§ What the task requires
Print the listing below exactly.

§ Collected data

********

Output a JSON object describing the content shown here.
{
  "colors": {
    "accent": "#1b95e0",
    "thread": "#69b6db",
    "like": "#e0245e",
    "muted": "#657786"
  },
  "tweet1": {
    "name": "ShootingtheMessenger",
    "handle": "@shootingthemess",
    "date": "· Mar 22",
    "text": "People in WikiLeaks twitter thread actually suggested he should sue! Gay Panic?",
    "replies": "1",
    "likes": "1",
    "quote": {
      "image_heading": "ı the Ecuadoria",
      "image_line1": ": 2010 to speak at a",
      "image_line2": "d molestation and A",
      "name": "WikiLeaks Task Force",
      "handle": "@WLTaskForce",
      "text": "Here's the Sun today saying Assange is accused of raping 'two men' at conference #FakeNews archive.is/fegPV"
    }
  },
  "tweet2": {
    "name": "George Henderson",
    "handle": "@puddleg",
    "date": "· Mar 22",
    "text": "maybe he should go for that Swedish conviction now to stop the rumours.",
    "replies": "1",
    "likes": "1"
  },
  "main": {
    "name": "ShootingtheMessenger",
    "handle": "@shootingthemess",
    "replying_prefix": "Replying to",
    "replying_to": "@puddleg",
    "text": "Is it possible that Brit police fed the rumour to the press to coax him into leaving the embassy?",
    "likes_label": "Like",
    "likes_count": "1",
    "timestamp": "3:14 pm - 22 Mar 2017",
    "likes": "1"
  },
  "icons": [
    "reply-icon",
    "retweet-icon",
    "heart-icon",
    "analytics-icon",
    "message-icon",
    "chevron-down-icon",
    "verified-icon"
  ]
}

********

§ Exercise answer
Output a JSON object describing the content shown here.
{
  "colors": {
    "accent": "#1b95e0",
    "thread": "#69b6db",
    "like": "#e0245e",
    "muted": "#657786"
  },
  "tweet1": {
    "name": "ShootingtheMessenger",
    "handle": "@shootingthemess",
    "date": "· Mar 22",
    "text": "People in WikiLeaks twitter thread actually suggested he should sue! Gay Panic?",
    "replies": "1",
    "likes": "1",
    "quote": {
      "image_heading": "ı the Ecuadoria",
      "image_line1": ": 2010 to speak at a",
      "image_line2": "d molestation and A",
      "name": "WikiLeaks Task Force",
      "handle": "@WLTaskForce",
      "text": "Here's the Sun today saying Assange is accused of raping 'two men' at conference #FakeNews archive.is/fegPV"
    }
  },
  "tweet2": {
    "name": "George Henderson",
    "handle": "@puddleg",
    "date": "· Mar 22",
    "text": "maybe he should go for that Swedish conviction now to stop the rumours.",
    "replies": "1",
    "likes": "1"
  },
  "main": {
    "name": "ShootingtheMessenger",
    "handle": "@shootingthemess",
    "replying_prefix": "Replying to",
    "replying_to": "@puddleg",
    "text": "Is it possible that Brit police fed the rumour to the press to coax him into leaving the embassy?",
    "likes_label": "Like",
    "likes_count": "1",
    "timestamp": "3:14 pm - 22 Mar 2017",
    "likes": "1"
  },
  "icons": [
    "reply-icon",
    "retweet-icon",
    "heart-icon",
    "analytics-icon",
    "message-icon",
    "chevron-down-icon",
    "verified-icon"
  ]
}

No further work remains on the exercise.